▸ **WRITTEN EXERCISE**: Quote every entry word for word.

◆ ◆ ◆ ◆ ◆ ◆ ◆

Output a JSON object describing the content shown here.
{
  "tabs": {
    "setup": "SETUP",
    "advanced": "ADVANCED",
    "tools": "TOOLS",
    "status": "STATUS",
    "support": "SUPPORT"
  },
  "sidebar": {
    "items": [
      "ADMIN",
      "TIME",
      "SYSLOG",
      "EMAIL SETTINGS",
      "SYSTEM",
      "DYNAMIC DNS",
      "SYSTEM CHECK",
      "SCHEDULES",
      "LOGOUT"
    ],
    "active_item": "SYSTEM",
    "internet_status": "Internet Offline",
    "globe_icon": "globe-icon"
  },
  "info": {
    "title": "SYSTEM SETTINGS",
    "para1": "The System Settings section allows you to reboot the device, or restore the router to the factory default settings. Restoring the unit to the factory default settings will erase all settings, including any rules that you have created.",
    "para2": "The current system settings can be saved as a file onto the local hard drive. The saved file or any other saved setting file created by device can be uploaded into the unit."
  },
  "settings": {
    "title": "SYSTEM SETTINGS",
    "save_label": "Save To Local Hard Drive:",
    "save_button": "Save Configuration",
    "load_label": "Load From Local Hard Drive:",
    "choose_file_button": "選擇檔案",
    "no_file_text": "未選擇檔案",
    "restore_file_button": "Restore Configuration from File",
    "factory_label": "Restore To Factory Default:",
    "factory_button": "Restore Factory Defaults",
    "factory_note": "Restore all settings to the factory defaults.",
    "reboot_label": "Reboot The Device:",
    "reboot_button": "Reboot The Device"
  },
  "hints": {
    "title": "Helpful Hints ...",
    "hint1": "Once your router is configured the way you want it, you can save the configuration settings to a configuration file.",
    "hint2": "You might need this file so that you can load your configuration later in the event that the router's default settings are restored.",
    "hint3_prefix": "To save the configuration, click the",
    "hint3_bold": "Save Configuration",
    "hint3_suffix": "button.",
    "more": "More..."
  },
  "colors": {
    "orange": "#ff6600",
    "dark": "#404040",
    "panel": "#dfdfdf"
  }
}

◆ ◆ ◆ ◆ ◆ ◆ ◆

▸ **ANSWER TO THIS EXERCISE**:
Output a JSON object describing the content shown here.
{
  "tabs": {
    "setup": "SETUP",
    "advanced": "ADVANCED",
    "tools": "TOOLS",
    "status": "STATUS",
    "support": "SUPPORT"
  },
  "sidebar": {
    "items": [
      "ADMIN",
      "TIME",
      "SYSLOG",
      "EMAIL SETTINGS",
      "SYSTEM",
      "DYNAMIC DNS",
      "SYSTEM CHECK",
      "SCHEDULES",
      "LOGOUT"
    ],
    "active_item": "SYSTEM",
    "internet_status": "Internet Offline",
    "globe_icon": "globe-icon"
  },
  "info": {
    "title": "SYSTEM SETTINGS",
    "para1": "The System Settings section allows you to reboot the device, or restore the router to the factory default settings. Restoring the unit to the factory default settings will erase all settings, including any rules that you have created.",
    "para2": "The current system settings can be saved as a file onto the local hard drive. The saved file or any other saved setting file created by device can be uploaded into the unit."
  },
  "settings": {
    "title": "SYSTEM SETTINGS",
    "save_label": "Save To Local Hard Drive:",
    "save_button": "Save Configuration",
    "load_label": "Load From Local Hard Drive:",
    "choose_file_button": "選擇檔案",
    "no_file_text": "未選擇檔案",
    "restore_file_button": "Restore Configuration from File",
    "factory_label": "Restore To Factory Default:",
    "factory_button": "Restore Factory Defaults",
    "factory_note": "Restore all settings to the factory defaults.",
    "reboot_label": "Reboot The Device:",
    "reboot_button": "Reboot The Device"
  },
  "hints": {
    "title": "Helpful Hints ...",
    "hint1": "Once your router is configured the way you want it, you can save the configuration settings to a configuration file.",
    "hint2": "You might need this file so that you can load your configuration later in the event that the router's default settings are restored.",
    "hint3_prefix": "To save the configuration, click the",
    "hint3_bold": "Save Configuration",
    "hint3_suffix": "button.",
    "more": "More..."
  },
  "colors": {
    "orange": "#ff6600",
    "dark": "#404040",
    "panel": "#dfdfdf"
  }
}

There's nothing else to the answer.